• _BRIEF_: Return the records that follow unaltered. Omit every picture.

Figure dataset records
────────────────────────────────────────

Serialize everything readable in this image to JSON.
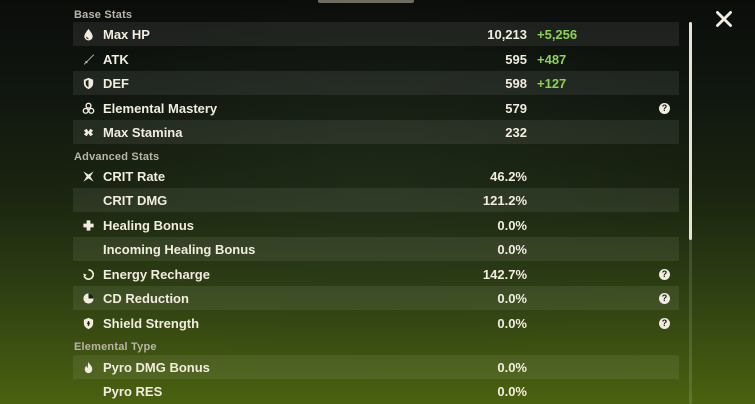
{
  "colors": {
    "text": "#f2ece0",
    "muted": "#b9b4a8",
    "bonus": "#8bd450",
    "row_shade": "rgba(255,255,255,0.075)"
  },
  "sections": {
    "base": {
      "title": "Base Stats",
      "rows": [
        {
          "icon": "hp-drop-icon",
          "label": "Max HP",
          "value": "10,213",
          "bonus": "+5,256"
        },
        {
          "icon": "atk-sword-icon",
          "label": "ATK",
          "value": "595",
          "bonus": "+487"
        },
        {
          "icon": "def-shield-icon",
          "label": "DEF",
          "value": "598",
          "bonus": "+127"
        },
        {
          "icon": "elemental-mastery-icon",
          "label": "Elemental Mastery",
          "value": "579",
          "help": "?"
        },
        {
          "icon": "stamina-icon",
          "label": "Max Stamina",
          "value": "232"
        }
      ]
    },
    "advanced": {
      "title": "Advanced Stats",
      "rows": [
        {
          "icon": "crit-rate-icon",
          "label": "CRIT Rate",
          "value": "46.2%"
        },
        {
          "icon": "",
          "label": "CRIT DMG",
          "value": "121.2%"
        },
        {
          "icon": "healing-cross-icon",
          "label": "Healing Bonus",
          "value": "0.0%"
        },
        {
          "icon": "",
          "label": "Incoming Healing Bonus",
          "value": "0.0%"
        },
        {
          "icon": "energy-recharge-icon",
          "label": "Energy Recharge",
          "value": "142.7%",
          "help": "?"
        },
        {
          "icon": "cd-reduction-icon",
          "label": "CD Reduction",
          "value": "0.0%",
          "help": "?"
        },
        {
          "icon": "shield-strength-icon",
          "label": "Shield Strength",
          "value": "0.0%",
          "help": "?"
        }
      ]
    },
    "elemental": {
      "title": "Elemental Type",
      "rows": [
        {
          "icon": "pyro-flame-icon",
          "label": "Pyro DMG Bonus",
          "value": "0.0%"
        },
        {
          "icon": "",
          "label": "Pyro RES",
          "value": "0.0%"
        }
      ]
    }
  },
  "close_button": {
    "icon": "close-icon"
  }
}
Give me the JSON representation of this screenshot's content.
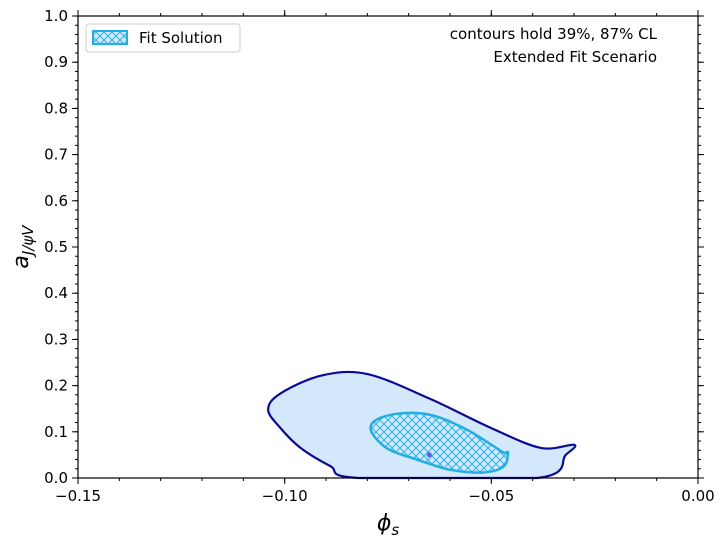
{
  "chart_data": {
    "type": "contour",
    "xlabel": "ϕ",
    "xlabel_sub": "s",
    "ylabel": "a",
    "ylabel_sub": "J/ψV",
    "xlim": [
      -0.15,
      0.0
    ],
    "ylim": [
      0.0,
      1.0
    ],
    "x_ticks": [
      -0.15,
      -0.1,
      -0.05,
      0.0
    ],
    "x_tick_labels": [
      "−0.15",
      "−0.10",
      "−0.05",
      "0.00"
    ],
    "y_ticks": [
      0.0,
      0.1,
      0.2,
      0.3,
      0.4,
      0.5,
      0.6,
      0.7,
      0.8,
      0.9,
      1.0
    ],
    "y_tick_labels": [
      "0.0",
      "0.1",
      "0.2",
      "0.3",
      "0.4",
      "0.5",
      "0.6",
      "0.7",
      "0.8",
      "0.9",
      "1.0"
    ],
    "legend": {
      "placement": "top-left",
      "entries": [
        {
          "label": "Fit Solution",
          "style": "hatched"
        }
      ]
    },
    "annotations": [
      "contours hold 39%, 87% CL",
      "Extended Fit Scenario"
    ],
    "contours": [
      {
        "level": "87% CL",
        "fill": "#d4e8fc",
        "stroke": "#0a0a96",
        "points": [
          [
            -0.082,
            0.0
          ],
          [
            -0.039,
            0.0
          ],
          [
            -0.032,
            0.05
          ],
          [
            -0.03,
            0.072
          ],
          [
            -0.038,
            0.065
          ],
          [
            -0.05,
            0.108
          ],
          [
            -0.065,
            0.172
          ],
          [
            -0.08,
            0.225
          ],
          [
            -0.091,
            0.222
          ],
          [
            -0.101,
            0.183
          ],
          [
            -0.104,
            0.148
          ],
          [
            -0.101,
            0.108
          ],
          [
            -0.096,
            0.064
          ],
          [
            -0.089,
            0.026
          ]
        ]
      },
      {
        "level": "39% CL",
        "fill": "#d4e8fc",
        "hatch": "#2cb4e6",
        "stroke": "#22aee2",
        "points": [
          [
            -0.079,
            0.1
          ],
          [
            -0.078,
            0.125
          ],
          [
            -0.072,
            0.14
          ],
          [
            -0.064,
            0.135
          ],
          [
            -0.056,
            0.105
          ],
          [
            -0.05,
            0.072
          ],
          [
            -0.047,
            0.055
          ],
          [
            -0.046,
            0.055
          ],
          [
            -0.047,
            0.025
          ],
          [
            -0.052,
            0.012
          ],
          [
            -0.06,
            0.018
          ],
          [
            -0.068,
            0.04
          ],
          [
            -0.075,
            0.063
          ]
        ]
      }
    ],
    "best_fit": {
      "x": -0.065,
      "y": 0.05,
      "color": "#5a5aff"
    }
  }
}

────────────────────────────────────────

• _EXERCISE RESPONSE_:
Serialize everything readable in this image to JSON.
{
  "colors": {
    "text": "#f2ece0",
    "muted": "#b9b4a8",
    "bonus": "#8bd450",
    "row_shade": "rgba(255,255,255,0.075)"
  },
  "sections": {
    "base": {
      "title": "Base Stats",
      "rows": [
        {
          "icon": "hp-drop-icon",
          "label": "Max HP",
          "value": "10,213",
          "bonus": "+5,256"
        },
        {
          "icon": "atk-sword-icon",
          "label": "ATK",
          "value": "595",
          "bonus": "+487"
        },
        {
          "icon": "def-shield-icon",
          "label": "DEF",
          "value": "598",
          "bonus": "+127"
        },
        {
          "icon": "elemental-mastery-icon",
          "label": "Elemental Mastery",
          "value": "579",
          "help": "?"
        },
        {
          "icon": "stamina-icon",
          "label": "Max Stamina",
          "value": "232"
        }
      ]
    },
    "advanced": {
      "title": "Advanced Stats",
      "rows": [
        {
          "icon": "crit-rate-icon",
          "label": "CRIT Rate",
          "value": "46.2%"
        },
        {
          "icon": "",
          "label": "CRIT DMG",
          "value": "121.2%"
        },
        {
          "icon": "healing-cross-icon",
          "label": "Healing Bonus",
          "value": "0.0%"
        },
        {
          "icon": "",
          "label": "Incoming Healing Bonus",
          "value": "0.0%"
        },
        {
          "icon": "energy-recharge-icon",
          "label": "Energy Recharge",
          "value": "142.7%",
          "help": "?"
        },
        {
          "icon": "cd-reduction-icon",
          "label": "CD Reduction",
          "value": "0.0%",
          "help": "?"
        },
        {
          "icon": "shield-strength-icon",
          "label": "Shield Strength",
          "value": "0.0%",
          "help": "?"
        }
      ]
    },
    "elemental": {
      "title": "Elemental Type",
      "rows": [
        {
          "icon": "pyro-flame-icon",
          "label": "Pyro DMG Bonus",
          "value": "0.0%"
        },
        {
          "icon": "",
          "label": "Pyro RES",
          "value": "0.0%"
        }
      ]
    }
  },
  "close_button": {
    "icon": "close-icon"
  }
}
Give me the JSON representation of this screenshot's content.
{
  "chart_data": {
    "type": "contour",
    "xlabel": "ϕ",
    "xlabel_sub": "s",
    "ylabel": "a",
    "ylabel_sub": "J/ψV",
    "xlim": [
      -0.15,
      0.0
    ],
    "ylim": [
      0.0,
      1.0
    ],
    "x_ticks": [
      -0.15,
      -0.1,
      -0.05,
      0.0
    ],
    "x_tick_labels": [
      "−0.15",
      "−0.10",
      "−0.05",
      "0.00"
    ],
    "y_ticks": [
      0.0,
      0.1,
      0.2,
      0.3,
      0.4,
      0.5,
      0.6,
      0.7,
      0.8,
      0.9,
      1.0
    ],
    "y_tick_labels": [
      "0.0",
      "0.1",
      "0.2",
      "0.3",
      "0.4",
      "0.5",
      "0.6",
      "0.7",
      "0.8",
      "0.9",
      "1.0"
    ],
    "legend": {
      "placement": "top-left",
      "entries": [
        {
          "label": "Fit Solution",
          "style": "hatched"
        }
      ]
    },
    "annotations": [
      "contours hold 39%, 87% CL",
      "Extended Fit Scenario"
    ],
    "contours": [
      {
        "level": "87% CL",
        "fill": "#d4e8fc",
        "stroke": "#0a0a96",
        "points": [
          [
            -0.082,
            0.0
          ],
          [
            -0.039,
            0.0
          ],
          [
            -0.032,
            0.05
          ],
          [
            -0.03,
            0.072
          ],
          [
            -0.038,
            0.065
          ],
          [
            -0.05,
            0.108
          ],
          [
            -0.065,
            0.172
          ],
          [
            -0.08,
            0.225
          ],
          [
            -0.091,
            0.222
          ],
          [
            -0.101,
            0.183
          ],
          [
            -0.104,
            0.148
          ],
          [
            -0.101,
            0.108
          ],
          [
            -0.096,
            0.064
          ],
          [
            -0.089,
            0.026
          ]
        ]
      },
      {
        "level": "39% CL",
        "fill": "#d4e8fc",
        "hatch": "#2cb4e6",
        "stroke": "#22aee2",
        "points": [
          [
            -0.079,
            0.1
          ],
          [
            -0.078,
            0.125
          ],
          [
            -0.072,
            0.14
          ],
          [
            -0.064,
            0.135
          ],
          [
            -0.056,
            0.105
          ],
          [
            -0.05,
            0.072
          ],
          [
            -0.047,
            0.055
          ],
          [
            -0.046,
            0.055
          ],
          [
            -0.047,
            0.025
          ],
          [
            -0.052,
            0.012
          ],
          [
            -0.06,
            0.018
          ],
          [
            -0.068,
            0.04
          ],
          [
            -0.075,
            0.063
          ]
        ]
      }
    ],
    "best_fit": {
      "x": -0.065,
      "y": 0.05,
      "color": "#5a5aff"
    }
  }
}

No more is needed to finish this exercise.